● **TASK TO COMPLETE**
Find the lines with the string "Absorbance" and return them.

● **RECORDS FOR THE EXERCISE**
◇ ◇ ◇ ◇
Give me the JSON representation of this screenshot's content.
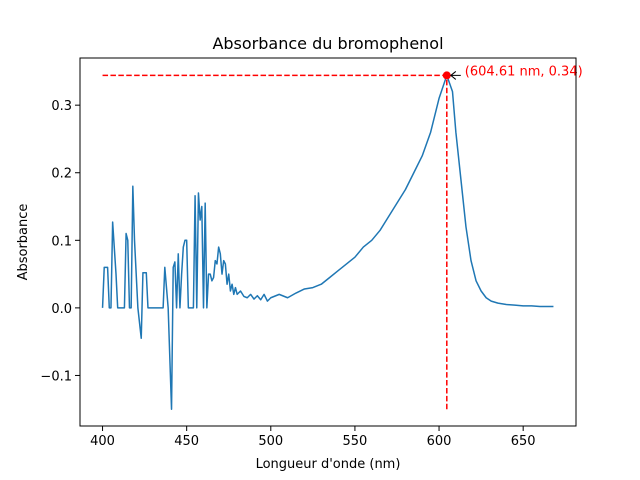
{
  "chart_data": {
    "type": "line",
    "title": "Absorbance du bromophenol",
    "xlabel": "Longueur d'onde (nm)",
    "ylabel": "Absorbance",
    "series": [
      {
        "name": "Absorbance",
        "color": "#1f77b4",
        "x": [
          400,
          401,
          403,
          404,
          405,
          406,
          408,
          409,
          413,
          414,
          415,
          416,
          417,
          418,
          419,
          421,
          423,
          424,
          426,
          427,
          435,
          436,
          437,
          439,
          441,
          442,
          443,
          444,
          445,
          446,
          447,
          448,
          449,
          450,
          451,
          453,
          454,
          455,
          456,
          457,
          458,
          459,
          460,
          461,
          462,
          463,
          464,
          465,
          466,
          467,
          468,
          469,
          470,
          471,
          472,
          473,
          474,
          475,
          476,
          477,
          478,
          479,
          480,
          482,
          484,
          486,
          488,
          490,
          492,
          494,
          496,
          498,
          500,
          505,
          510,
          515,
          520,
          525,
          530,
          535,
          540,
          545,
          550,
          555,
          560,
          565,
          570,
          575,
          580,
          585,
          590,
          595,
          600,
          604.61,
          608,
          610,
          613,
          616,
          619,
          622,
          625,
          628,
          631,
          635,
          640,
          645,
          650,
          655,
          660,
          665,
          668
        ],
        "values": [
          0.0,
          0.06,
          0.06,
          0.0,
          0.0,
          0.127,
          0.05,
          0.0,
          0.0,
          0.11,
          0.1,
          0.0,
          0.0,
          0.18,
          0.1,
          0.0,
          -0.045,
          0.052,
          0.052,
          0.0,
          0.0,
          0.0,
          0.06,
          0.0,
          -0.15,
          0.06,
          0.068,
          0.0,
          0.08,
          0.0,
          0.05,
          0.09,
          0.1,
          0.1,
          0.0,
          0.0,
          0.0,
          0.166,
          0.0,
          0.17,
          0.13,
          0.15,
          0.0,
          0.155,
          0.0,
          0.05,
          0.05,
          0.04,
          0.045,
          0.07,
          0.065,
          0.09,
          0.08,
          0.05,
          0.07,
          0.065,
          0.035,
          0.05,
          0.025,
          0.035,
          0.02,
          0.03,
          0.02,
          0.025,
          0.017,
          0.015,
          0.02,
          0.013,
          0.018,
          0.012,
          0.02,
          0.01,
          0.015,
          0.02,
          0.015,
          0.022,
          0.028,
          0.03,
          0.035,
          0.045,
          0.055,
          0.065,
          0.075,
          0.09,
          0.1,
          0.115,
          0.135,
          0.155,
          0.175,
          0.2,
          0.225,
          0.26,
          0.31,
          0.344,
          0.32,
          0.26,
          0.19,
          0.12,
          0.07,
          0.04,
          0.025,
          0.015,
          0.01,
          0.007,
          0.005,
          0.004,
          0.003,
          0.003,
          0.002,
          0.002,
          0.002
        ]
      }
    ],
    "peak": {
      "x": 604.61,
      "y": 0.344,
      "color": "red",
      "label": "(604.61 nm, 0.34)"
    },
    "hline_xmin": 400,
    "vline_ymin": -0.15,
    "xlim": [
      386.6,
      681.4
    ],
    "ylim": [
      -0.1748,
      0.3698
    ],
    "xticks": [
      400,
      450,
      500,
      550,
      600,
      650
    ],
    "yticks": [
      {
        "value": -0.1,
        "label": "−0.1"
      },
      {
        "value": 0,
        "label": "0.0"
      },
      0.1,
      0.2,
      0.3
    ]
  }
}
◇ ◇ ◇ ◇
● **SOLVED EXERCISE**
    "title": "Absorbance du bromophenol",
    "ylabel": "Absorbance",
        "name": "Absorbance",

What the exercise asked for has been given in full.